- Exercise details:
Give the number of lines in the listing that hold the word "letter". Write nothing but that number.
------------------------------------------------------------------------
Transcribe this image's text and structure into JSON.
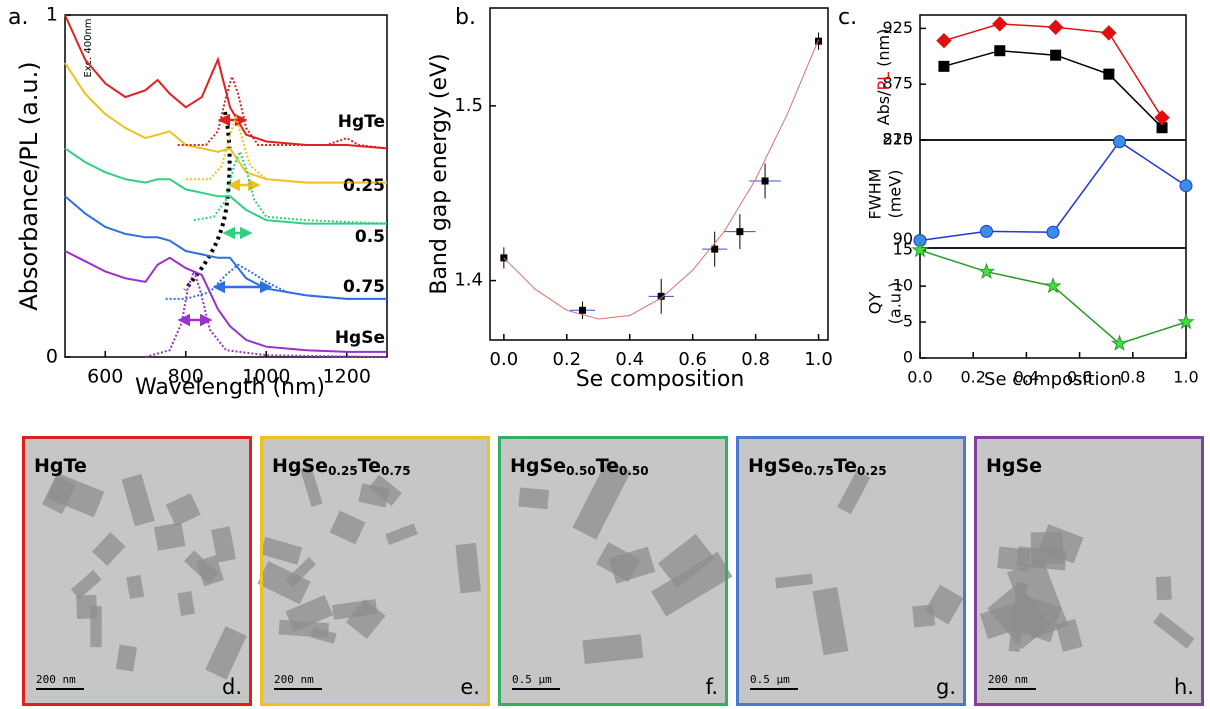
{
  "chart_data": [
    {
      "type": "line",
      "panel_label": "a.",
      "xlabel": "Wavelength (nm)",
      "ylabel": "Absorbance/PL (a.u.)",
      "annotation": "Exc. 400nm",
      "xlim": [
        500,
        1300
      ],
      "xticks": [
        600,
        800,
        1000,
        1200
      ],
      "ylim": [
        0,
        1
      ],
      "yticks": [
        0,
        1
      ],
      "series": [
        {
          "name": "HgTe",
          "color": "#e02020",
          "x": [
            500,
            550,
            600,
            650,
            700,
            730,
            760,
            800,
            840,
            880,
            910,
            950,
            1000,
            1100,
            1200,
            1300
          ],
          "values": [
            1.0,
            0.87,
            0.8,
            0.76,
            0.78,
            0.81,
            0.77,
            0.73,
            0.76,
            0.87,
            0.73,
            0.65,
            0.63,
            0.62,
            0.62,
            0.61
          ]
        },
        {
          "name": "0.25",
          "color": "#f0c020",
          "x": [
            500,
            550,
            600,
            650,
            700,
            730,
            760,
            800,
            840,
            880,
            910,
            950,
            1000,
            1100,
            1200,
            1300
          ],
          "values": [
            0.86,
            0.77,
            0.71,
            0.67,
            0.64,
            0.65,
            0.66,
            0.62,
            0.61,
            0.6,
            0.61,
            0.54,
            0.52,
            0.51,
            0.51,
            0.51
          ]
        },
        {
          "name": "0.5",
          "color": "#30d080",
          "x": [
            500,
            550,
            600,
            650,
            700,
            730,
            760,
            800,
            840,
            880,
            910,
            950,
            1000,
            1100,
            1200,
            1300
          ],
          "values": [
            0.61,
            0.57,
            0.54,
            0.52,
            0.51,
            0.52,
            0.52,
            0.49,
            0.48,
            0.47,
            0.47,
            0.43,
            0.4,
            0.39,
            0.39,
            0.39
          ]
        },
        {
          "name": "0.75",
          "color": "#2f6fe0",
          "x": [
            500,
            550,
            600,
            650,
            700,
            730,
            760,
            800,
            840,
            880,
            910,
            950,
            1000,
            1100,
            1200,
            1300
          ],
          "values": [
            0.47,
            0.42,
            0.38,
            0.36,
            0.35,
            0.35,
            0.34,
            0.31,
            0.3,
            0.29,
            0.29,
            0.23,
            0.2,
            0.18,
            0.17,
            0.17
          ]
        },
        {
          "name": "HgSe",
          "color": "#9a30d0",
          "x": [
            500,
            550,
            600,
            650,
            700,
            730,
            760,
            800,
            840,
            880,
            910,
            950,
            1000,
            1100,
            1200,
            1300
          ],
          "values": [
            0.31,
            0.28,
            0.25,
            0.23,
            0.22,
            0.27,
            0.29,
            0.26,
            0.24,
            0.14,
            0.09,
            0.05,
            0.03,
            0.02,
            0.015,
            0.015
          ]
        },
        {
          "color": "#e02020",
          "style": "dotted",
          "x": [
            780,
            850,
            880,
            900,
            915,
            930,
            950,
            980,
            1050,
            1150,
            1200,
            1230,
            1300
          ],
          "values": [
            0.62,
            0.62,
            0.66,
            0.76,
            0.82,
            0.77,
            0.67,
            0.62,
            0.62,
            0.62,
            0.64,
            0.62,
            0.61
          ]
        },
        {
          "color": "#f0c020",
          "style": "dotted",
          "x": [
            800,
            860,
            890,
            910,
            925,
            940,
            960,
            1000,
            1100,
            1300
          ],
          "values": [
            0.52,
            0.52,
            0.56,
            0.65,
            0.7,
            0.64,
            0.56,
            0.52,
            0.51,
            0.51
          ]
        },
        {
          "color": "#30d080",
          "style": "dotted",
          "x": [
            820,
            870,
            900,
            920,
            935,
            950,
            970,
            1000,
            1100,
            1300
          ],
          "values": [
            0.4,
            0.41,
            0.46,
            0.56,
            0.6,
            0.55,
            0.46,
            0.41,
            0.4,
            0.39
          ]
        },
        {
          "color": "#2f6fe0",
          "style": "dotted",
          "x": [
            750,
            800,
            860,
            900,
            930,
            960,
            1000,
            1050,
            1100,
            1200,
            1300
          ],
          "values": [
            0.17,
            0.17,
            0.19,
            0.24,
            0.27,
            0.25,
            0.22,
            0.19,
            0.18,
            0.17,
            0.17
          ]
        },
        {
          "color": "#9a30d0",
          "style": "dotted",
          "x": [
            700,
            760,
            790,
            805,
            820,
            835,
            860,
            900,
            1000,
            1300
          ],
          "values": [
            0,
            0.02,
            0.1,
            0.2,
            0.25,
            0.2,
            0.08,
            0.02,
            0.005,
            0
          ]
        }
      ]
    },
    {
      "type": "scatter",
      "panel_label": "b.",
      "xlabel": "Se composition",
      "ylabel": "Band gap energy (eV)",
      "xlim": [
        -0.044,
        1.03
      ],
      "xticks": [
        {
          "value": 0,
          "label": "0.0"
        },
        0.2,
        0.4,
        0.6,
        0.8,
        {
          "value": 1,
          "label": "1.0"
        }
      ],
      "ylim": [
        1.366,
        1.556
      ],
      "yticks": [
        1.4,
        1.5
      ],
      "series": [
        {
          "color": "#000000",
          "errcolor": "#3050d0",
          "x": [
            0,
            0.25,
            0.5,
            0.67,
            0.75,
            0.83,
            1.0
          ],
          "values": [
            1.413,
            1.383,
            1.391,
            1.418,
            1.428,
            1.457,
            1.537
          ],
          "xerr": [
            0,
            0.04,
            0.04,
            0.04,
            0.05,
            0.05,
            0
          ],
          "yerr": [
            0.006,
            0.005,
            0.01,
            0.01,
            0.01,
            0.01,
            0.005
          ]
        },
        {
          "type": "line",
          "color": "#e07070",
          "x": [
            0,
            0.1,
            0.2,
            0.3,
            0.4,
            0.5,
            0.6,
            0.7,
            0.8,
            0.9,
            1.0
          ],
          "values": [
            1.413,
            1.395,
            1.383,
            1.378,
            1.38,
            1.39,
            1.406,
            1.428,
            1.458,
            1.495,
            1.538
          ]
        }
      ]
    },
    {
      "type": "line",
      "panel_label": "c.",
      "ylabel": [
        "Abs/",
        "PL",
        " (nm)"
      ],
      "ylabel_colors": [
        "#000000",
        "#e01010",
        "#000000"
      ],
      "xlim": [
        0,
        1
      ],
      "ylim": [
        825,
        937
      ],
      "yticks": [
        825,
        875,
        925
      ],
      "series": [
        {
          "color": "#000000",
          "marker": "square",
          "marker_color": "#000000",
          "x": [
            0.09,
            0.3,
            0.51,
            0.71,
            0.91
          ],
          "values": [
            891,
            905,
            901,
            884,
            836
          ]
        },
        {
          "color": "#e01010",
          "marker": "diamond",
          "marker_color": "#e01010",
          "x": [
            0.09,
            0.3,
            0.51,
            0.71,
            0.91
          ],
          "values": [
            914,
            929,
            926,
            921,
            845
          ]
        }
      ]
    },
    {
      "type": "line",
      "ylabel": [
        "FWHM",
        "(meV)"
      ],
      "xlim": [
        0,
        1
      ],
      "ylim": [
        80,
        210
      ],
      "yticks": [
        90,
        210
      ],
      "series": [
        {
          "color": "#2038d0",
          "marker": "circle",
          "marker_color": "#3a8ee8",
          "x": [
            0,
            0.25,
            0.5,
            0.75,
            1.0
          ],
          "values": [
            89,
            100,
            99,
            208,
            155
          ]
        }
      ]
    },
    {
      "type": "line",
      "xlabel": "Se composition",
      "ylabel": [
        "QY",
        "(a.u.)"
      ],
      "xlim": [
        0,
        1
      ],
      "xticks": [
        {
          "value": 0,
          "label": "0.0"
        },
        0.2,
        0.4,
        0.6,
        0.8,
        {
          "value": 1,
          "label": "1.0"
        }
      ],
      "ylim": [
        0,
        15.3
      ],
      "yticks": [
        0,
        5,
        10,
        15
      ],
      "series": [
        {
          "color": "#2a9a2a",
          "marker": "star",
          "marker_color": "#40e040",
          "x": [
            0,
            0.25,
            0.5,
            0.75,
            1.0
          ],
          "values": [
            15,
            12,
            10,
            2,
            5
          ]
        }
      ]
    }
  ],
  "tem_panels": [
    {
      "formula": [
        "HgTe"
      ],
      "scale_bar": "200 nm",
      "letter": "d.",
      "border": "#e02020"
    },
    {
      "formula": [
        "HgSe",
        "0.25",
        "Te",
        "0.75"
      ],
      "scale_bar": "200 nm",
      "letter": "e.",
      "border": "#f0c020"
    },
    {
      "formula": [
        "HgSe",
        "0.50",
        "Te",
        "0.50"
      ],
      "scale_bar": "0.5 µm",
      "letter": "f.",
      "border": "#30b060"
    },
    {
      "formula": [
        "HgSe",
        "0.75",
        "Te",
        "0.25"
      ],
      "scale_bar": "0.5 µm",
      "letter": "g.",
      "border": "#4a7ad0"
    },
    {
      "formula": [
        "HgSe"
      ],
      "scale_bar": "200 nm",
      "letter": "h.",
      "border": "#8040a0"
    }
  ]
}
------------------------------------------------------------------------
- Final result:
5